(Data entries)

== == ==

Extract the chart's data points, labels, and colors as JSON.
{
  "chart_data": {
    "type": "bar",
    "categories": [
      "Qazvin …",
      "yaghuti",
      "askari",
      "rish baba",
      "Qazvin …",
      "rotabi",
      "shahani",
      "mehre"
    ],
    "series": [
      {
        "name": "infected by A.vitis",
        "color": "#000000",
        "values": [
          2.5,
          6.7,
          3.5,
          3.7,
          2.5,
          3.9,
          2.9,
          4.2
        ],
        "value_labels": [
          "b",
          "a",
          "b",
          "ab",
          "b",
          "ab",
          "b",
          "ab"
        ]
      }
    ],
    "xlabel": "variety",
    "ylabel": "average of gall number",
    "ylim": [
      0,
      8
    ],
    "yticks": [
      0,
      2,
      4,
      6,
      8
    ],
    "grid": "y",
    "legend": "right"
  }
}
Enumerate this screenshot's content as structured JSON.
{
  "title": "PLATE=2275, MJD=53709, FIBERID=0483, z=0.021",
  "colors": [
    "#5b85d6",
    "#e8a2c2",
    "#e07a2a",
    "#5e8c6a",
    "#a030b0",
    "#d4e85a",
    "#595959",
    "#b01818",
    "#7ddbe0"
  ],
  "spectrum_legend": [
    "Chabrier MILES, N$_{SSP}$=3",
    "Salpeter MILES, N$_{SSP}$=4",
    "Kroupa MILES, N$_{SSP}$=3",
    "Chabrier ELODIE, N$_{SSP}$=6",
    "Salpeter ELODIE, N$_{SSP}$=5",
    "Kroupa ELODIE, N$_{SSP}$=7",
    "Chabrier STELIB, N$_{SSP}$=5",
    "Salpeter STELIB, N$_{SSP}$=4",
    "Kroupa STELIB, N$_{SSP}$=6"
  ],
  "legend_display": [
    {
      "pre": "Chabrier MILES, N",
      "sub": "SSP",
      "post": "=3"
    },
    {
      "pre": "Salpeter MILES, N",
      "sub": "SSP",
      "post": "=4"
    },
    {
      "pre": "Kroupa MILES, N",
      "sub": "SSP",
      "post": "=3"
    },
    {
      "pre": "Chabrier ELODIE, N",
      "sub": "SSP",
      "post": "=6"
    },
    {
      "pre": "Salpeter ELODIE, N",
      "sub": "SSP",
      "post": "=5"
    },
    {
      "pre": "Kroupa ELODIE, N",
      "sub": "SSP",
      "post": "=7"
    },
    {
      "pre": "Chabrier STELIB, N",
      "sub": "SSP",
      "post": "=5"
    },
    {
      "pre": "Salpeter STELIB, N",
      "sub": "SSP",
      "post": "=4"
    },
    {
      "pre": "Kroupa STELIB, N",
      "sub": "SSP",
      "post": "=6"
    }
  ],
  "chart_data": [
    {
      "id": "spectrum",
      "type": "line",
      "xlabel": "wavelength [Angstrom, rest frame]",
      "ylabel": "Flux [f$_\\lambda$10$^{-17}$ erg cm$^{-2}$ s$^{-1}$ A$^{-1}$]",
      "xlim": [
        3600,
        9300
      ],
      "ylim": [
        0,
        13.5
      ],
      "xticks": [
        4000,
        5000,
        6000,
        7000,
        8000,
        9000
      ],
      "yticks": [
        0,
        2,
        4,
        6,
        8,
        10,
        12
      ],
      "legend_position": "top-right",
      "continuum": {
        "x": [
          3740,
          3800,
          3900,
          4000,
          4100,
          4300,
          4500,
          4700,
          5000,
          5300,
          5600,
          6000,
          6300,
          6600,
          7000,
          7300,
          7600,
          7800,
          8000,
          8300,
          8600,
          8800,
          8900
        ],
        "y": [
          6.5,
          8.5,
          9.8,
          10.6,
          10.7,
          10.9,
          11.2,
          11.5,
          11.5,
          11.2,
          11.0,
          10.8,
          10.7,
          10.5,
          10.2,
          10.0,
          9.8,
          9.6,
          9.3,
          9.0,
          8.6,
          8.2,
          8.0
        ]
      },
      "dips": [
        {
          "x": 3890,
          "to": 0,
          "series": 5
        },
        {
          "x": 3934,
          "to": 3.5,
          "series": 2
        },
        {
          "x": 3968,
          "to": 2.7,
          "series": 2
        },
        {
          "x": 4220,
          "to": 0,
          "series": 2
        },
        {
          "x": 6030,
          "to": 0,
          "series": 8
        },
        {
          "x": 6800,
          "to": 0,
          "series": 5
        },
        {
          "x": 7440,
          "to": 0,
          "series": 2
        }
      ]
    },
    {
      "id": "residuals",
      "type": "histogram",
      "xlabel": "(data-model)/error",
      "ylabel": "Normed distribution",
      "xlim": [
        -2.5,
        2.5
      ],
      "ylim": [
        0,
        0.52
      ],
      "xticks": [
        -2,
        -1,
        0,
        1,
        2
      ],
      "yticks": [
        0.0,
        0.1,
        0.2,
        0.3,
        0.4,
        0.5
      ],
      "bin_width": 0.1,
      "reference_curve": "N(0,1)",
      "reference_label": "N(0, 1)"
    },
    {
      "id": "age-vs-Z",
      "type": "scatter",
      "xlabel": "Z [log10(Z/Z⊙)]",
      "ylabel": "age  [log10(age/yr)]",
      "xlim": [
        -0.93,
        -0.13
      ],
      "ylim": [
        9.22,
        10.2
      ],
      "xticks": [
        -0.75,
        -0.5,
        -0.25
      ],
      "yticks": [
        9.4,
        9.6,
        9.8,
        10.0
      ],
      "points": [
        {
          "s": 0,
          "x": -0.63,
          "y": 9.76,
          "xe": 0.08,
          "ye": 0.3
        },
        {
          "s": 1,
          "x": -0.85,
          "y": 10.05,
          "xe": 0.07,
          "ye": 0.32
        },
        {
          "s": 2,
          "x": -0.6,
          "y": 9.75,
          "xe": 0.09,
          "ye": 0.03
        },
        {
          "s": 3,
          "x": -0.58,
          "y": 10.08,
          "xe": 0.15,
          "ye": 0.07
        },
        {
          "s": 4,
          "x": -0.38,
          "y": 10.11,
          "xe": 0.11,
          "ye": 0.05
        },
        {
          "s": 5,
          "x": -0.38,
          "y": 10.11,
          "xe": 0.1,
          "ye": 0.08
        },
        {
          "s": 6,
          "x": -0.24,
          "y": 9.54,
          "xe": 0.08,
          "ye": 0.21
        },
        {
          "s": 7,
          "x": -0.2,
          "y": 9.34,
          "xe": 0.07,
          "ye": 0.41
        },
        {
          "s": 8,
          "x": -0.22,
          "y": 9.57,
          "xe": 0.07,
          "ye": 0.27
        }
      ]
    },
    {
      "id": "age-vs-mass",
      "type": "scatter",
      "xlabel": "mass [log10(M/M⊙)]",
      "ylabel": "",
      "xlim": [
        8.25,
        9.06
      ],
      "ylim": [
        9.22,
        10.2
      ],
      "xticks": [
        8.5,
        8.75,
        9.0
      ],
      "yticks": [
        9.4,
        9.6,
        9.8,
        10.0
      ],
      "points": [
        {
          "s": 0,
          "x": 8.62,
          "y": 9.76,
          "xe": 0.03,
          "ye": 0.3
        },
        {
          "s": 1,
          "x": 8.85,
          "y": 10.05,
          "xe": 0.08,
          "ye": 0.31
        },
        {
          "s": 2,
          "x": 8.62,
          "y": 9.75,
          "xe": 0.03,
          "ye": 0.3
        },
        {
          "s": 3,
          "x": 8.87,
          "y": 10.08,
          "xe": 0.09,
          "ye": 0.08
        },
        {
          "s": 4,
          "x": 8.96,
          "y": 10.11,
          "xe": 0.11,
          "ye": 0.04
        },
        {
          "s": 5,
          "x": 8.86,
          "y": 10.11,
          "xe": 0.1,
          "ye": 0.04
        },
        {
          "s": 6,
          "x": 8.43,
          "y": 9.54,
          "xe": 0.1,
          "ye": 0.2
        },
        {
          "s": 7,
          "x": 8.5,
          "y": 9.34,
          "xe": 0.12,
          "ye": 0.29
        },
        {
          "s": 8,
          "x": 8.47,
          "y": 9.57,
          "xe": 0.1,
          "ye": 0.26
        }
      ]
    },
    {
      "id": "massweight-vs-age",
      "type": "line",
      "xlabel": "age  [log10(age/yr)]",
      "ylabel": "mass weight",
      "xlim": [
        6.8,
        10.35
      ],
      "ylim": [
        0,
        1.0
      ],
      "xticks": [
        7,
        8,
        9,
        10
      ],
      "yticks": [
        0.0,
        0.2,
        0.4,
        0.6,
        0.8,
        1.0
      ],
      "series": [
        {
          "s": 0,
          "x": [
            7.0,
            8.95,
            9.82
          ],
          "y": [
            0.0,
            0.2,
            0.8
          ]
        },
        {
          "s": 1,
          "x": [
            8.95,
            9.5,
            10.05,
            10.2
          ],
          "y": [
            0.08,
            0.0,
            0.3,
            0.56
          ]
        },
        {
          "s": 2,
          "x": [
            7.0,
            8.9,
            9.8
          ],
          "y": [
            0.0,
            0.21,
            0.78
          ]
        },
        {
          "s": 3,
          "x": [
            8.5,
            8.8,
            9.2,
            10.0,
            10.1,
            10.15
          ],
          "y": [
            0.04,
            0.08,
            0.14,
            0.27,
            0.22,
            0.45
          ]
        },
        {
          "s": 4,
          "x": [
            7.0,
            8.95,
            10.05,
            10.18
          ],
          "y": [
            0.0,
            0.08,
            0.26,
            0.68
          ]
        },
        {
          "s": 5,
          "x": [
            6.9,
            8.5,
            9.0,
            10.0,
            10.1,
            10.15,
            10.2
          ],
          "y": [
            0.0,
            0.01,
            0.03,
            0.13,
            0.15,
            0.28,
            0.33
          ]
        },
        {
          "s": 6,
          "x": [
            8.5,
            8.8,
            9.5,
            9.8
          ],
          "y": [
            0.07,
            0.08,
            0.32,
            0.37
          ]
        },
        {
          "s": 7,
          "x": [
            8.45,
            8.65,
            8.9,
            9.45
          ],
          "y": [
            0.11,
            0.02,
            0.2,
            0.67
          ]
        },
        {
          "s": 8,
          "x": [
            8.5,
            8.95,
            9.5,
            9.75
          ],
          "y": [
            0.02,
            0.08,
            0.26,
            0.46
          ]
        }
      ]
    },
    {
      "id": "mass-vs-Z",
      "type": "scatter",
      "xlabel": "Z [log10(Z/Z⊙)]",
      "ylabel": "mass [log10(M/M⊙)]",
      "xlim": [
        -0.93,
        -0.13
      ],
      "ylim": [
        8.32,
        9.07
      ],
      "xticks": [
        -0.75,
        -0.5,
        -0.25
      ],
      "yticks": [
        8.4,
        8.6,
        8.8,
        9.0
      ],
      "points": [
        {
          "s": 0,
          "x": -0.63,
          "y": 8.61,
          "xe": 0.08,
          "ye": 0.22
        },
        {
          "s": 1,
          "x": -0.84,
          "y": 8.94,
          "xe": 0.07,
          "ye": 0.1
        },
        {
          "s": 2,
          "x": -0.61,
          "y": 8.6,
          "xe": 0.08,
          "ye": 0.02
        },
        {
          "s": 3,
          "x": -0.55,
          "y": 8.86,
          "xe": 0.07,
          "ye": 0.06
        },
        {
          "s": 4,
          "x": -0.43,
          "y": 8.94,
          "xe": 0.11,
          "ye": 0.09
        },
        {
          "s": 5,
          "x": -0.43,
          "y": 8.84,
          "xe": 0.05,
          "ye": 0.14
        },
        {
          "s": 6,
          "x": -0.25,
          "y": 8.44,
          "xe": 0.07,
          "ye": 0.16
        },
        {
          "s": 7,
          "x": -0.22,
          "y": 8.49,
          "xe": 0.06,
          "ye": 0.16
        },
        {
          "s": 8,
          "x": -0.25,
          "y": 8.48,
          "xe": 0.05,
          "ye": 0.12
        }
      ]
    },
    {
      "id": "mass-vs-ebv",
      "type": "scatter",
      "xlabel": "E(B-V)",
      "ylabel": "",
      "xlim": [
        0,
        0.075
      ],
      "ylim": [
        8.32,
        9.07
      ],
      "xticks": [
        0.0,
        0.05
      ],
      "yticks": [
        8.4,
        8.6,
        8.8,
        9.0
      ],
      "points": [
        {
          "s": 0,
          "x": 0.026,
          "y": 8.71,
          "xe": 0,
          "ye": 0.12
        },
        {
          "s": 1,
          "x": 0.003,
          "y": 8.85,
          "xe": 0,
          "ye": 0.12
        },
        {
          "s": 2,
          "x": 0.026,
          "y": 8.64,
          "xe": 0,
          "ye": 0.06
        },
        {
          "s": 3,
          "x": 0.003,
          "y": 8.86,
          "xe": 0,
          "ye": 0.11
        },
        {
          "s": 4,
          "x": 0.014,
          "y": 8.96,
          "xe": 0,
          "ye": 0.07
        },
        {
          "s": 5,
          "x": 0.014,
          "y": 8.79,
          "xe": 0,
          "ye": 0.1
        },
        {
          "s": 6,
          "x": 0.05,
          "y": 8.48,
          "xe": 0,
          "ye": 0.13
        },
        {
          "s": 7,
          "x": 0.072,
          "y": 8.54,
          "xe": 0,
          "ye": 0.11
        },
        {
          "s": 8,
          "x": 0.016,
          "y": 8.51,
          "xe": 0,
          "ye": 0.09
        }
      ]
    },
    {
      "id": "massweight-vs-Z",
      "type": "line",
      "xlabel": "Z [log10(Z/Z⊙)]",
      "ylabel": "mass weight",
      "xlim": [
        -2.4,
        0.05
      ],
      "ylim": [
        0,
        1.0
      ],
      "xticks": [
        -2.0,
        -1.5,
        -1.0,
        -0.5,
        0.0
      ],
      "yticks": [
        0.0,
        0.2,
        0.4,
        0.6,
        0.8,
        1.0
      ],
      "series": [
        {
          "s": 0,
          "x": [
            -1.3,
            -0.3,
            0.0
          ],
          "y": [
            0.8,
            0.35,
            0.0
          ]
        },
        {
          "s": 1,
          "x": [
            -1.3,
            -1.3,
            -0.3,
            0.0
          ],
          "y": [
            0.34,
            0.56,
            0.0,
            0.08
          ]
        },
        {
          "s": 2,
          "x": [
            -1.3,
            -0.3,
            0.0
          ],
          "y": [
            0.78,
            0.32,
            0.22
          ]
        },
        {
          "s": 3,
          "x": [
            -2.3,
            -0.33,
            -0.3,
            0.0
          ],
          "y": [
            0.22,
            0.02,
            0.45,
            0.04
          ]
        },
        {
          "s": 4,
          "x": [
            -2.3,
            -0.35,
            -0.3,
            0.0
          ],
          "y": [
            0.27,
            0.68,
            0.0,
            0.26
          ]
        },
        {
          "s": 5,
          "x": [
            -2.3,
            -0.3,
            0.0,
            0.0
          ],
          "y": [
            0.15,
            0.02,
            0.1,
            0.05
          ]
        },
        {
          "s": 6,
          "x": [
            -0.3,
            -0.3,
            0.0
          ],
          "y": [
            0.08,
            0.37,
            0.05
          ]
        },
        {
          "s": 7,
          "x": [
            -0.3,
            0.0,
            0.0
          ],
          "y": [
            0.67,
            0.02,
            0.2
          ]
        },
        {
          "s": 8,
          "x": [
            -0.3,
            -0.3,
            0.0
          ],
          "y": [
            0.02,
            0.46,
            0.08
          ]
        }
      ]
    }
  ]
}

== == ==

Lines that include the word "right" are to be extracted from the data above.

• **REPLY TO THE TASK**
    "legend": "right"
      "legend_position": "top-right",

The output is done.